> [Source text]
As we frequently discuss on this blog, insurance companies owe a duty of good faith and fair dealing to their policyholders. Unfortunately, insurers regularly violate this important duty in a myriad of ways. This is not uncommon. However, it is very uncommon for an insurance company’s actions to be called out as forcefully as they were in an April 29, 2019 order issued by United States District Judge Robert N. Scola, Jr. in Miami, Florida.
Judge Scola was assigned to preside over a class action brought against United Healthcare. In that case, it is alleged that United wrongfully denied coverage for proton therapy to its cancer patient insureds. Judge Scola felt the need to recuse himself from the case because of personal experiences in his own life, and he entered a written order explaining those experiences. Judge Scola wrote that he had been diagnosed with prostate cancer in early 2017, and consulted with top medical experts around the country. According to Judge Scola, those experts told him that if he opted for radiation treatment for his cancer, proton therapy was by far the wiser course of action. Judge Scola also noted in his order that a very close friend of his was diagnosed with cancer and that friend’s physicians at MD Anderson in Houston recommended proton therapy. Judge Scola’s friend, who was insured by United, had coverage denied for the proton therapy, but luckily had the money to pay $150,000 for the therapy out of pocket. Only when Judge Scola’s friend threatened to sue United did the company agree to reimburse the money.
Judge Scola then stated what is obvious to cancer patients seeking proton therapy and radiation oncologists who utilize proton therapy to treat their patients on a regular basis. Judge Scola wrote:
It is undisputed among legitimate medical experts that proton radiation therapy is not experimental and causes much less collateral damage than traditional radiation. To deny a patient this treatment, if it is available, is immoral and barbaric.
In my opinion, the tide is turning on the health insurance industry as it relates to proton beam therapy. Readers of this blog will recall the case of Cunningham v. Aetna, which I tried in Oklahoma City in late 2018. That case involved Aetna’s denial of proton therapy to Oranna Cunningham, who was suffering from a nasopharyngeal tumor located within 2 mm of her brainstem. Like Judge Scola’s friend, Oranna was being treated at MD Anderson in Houston, and her doctors there recommended proton beam therapy as the best way to deliver a curative dose of radiation to the cancer while avoiding radiating critical healthy tissues immediately adjacent to the tumor (like the brain stem). Aetna fought Oranna’s case aggressively for 3 1/2 years before trial. The case was tried for over two weeks and resulted in a verdict of $25.6 million. The jury found proton therapy is not experimental or investigational. They also found Aetna’s conduct in denying proton therapy to Mrs. Cunningham was in bad faith and recklessly disregarded her rights. $10 million of the verdict was for punitive damages, with the jury stating after the trial they thought Aetna’s system was broken and they gave their verdict in hopes that Aetna would fix it.

> [Questions to answer]
a – In the blog post, how much did Judge Scola's friend pay out of pocket for proton therapy?
b – Please transcribe the blog post word for word, everything from "As we frequently" down to "in Miami, Florida.".

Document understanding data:
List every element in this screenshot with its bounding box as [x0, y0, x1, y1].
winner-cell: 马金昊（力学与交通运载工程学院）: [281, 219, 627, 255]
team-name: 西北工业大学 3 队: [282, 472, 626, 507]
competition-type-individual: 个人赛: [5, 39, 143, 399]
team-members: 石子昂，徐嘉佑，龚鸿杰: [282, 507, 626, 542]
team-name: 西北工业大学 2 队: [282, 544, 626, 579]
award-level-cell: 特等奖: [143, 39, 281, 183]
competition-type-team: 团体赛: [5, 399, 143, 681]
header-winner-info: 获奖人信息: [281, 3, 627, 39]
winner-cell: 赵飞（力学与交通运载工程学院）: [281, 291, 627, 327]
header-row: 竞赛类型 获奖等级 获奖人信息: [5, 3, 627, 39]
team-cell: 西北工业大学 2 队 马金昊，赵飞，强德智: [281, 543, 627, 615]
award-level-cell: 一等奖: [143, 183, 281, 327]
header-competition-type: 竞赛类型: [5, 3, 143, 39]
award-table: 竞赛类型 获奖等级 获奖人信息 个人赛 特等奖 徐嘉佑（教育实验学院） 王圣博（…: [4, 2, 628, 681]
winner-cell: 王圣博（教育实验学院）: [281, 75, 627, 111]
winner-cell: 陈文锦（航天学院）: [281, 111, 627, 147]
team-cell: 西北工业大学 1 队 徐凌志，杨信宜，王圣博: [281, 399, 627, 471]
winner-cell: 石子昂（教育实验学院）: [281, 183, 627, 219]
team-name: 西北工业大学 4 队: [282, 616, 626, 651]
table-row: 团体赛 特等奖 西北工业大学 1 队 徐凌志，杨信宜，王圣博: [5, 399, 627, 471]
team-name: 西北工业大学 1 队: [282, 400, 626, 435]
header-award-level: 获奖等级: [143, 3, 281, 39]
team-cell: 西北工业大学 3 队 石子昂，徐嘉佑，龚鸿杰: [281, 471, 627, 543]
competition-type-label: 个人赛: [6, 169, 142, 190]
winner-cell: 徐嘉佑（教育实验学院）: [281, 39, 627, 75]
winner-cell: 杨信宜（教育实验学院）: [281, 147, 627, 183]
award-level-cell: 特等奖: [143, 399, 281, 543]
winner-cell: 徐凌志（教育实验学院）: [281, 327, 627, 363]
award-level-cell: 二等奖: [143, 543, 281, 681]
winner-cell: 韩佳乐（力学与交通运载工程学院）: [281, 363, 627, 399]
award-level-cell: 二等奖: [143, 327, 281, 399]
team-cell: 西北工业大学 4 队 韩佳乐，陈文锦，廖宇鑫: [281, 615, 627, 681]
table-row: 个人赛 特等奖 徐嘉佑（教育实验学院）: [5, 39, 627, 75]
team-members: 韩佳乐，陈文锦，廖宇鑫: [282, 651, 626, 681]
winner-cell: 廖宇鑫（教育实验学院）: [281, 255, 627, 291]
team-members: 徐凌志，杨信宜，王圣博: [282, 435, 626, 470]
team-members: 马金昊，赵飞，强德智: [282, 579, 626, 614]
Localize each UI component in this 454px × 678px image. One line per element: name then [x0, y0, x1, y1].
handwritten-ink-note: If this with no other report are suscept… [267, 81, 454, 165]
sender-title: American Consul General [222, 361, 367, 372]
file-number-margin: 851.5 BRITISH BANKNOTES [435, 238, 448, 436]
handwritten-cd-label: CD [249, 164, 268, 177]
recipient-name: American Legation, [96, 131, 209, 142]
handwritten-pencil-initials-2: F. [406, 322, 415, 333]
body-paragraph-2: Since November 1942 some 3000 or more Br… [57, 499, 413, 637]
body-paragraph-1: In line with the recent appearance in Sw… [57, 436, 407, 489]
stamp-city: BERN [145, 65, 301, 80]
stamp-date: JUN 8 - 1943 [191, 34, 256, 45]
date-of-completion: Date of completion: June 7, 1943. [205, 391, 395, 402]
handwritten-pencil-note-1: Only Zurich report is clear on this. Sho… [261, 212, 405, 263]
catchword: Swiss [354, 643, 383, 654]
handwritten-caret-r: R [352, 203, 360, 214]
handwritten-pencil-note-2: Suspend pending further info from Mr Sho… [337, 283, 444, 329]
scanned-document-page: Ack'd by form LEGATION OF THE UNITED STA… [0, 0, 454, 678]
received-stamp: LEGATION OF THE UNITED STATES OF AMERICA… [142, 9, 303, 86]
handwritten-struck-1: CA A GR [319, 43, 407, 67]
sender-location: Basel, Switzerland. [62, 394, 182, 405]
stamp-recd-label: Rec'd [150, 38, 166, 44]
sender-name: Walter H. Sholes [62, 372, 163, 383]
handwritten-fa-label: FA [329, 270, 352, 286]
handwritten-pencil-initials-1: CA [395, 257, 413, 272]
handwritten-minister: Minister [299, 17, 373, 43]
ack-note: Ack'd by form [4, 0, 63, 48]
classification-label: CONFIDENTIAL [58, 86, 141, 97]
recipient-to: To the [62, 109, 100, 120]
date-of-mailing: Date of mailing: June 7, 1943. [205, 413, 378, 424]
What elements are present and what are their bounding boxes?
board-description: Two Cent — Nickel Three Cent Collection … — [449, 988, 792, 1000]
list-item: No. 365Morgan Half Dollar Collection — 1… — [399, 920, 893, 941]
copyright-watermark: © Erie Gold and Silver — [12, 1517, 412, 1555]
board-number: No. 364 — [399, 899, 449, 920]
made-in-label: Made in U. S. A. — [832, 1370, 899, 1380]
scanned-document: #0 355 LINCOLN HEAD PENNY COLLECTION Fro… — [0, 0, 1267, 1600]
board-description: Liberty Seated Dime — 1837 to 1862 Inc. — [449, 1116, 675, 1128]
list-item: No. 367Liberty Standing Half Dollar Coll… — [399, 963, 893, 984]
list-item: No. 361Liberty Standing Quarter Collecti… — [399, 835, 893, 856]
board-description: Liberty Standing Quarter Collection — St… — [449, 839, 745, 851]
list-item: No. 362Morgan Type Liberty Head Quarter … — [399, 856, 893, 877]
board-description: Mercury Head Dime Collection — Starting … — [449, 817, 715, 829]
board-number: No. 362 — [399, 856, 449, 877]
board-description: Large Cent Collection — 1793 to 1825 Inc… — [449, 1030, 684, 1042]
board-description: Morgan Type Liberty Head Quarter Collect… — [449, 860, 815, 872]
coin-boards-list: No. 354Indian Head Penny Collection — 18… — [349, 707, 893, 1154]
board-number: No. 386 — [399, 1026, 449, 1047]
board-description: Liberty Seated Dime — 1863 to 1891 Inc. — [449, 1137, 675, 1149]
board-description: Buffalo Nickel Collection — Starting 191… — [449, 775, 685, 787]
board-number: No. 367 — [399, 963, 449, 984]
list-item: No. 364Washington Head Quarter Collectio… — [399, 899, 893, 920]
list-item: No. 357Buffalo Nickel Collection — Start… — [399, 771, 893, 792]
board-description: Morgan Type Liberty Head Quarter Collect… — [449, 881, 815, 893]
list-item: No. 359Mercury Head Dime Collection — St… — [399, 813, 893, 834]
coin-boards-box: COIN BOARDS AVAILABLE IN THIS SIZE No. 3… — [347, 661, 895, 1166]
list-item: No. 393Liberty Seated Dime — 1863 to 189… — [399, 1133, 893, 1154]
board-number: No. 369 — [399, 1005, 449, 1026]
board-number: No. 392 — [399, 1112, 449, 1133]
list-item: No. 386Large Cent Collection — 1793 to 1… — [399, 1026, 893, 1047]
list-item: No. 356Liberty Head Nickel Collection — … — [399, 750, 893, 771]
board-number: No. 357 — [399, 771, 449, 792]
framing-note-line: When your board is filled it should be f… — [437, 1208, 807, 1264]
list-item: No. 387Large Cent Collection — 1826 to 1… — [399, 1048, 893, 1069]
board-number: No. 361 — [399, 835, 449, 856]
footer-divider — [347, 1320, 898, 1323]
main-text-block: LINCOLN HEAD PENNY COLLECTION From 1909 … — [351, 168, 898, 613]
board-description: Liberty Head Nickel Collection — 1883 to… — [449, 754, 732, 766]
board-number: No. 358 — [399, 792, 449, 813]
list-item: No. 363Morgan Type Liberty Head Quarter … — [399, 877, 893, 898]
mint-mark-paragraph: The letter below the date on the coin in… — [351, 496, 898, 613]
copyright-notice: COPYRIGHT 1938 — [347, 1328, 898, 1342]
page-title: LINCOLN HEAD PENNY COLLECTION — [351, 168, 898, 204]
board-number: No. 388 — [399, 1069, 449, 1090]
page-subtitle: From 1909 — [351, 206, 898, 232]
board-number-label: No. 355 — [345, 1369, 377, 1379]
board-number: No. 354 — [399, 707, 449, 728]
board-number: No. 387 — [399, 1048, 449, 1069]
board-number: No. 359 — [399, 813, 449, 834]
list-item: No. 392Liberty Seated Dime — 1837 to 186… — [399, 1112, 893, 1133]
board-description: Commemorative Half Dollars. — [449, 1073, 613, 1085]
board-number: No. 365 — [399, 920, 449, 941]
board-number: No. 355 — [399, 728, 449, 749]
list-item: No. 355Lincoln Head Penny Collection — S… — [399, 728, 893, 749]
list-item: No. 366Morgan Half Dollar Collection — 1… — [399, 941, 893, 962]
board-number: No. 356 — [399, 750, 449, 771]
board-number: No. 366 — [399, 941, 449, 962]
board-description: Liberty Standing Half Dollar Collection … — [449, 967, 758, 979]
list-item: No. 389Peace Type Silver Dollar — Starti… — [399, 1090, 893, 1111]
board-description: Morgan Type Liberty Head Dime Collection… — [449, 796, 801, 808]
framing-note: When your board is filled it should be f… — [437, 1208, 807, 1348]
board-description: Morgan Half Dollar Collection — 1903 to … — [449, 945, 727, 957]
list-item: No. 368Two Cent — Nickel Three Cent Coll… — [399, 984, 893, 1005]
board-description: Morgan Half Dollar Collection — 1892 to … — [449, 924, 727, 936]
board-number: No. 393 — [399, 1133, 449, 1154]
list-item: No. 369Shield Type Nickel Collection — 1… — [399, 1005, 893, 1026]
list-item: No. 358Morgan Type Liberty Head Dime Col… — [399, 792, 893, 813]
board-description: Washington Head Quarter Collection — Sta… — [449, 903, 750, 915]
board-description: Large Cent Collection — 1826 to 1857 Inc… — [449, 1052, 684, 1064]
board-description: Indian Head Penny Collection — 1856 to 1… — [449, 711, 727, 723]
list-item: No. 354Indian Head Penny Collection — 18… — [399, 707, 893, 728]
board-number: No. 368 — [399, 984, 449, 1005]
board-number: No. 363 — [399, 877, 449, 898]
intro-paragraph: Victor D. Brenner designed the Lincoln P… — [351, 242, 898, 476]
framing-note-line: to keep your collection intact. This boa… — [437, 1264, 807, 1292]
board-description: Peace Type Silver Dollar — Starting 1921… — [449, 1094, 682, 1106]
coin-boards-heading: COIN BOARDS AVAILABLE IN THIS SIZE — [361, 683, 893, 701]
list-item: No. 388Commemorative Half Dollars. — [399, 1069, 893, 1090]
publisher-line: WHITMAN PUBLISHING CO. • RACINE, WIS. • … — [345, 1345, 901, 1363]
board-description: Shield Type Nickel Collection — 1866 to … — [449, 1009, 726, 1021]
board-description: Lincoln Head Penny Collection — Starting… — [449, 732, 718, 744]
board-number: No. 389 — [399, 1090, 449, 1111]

> [Task-by-task solutions]
a – $150,000

b –
As we frequently discuss on this blog, insurance companies owe a duty of good faith and fair dealing to their policyholders. Unfortunately, insurers regularly violate this important duty in a myriad of ways. This is not uncommon. However, it is very uncommon for an insurance company’s actions to be called out as forcefully as they were in an April 29, 2019 order issued by United States District Judge Robert N. Scola, Jr. in Miami, Florida.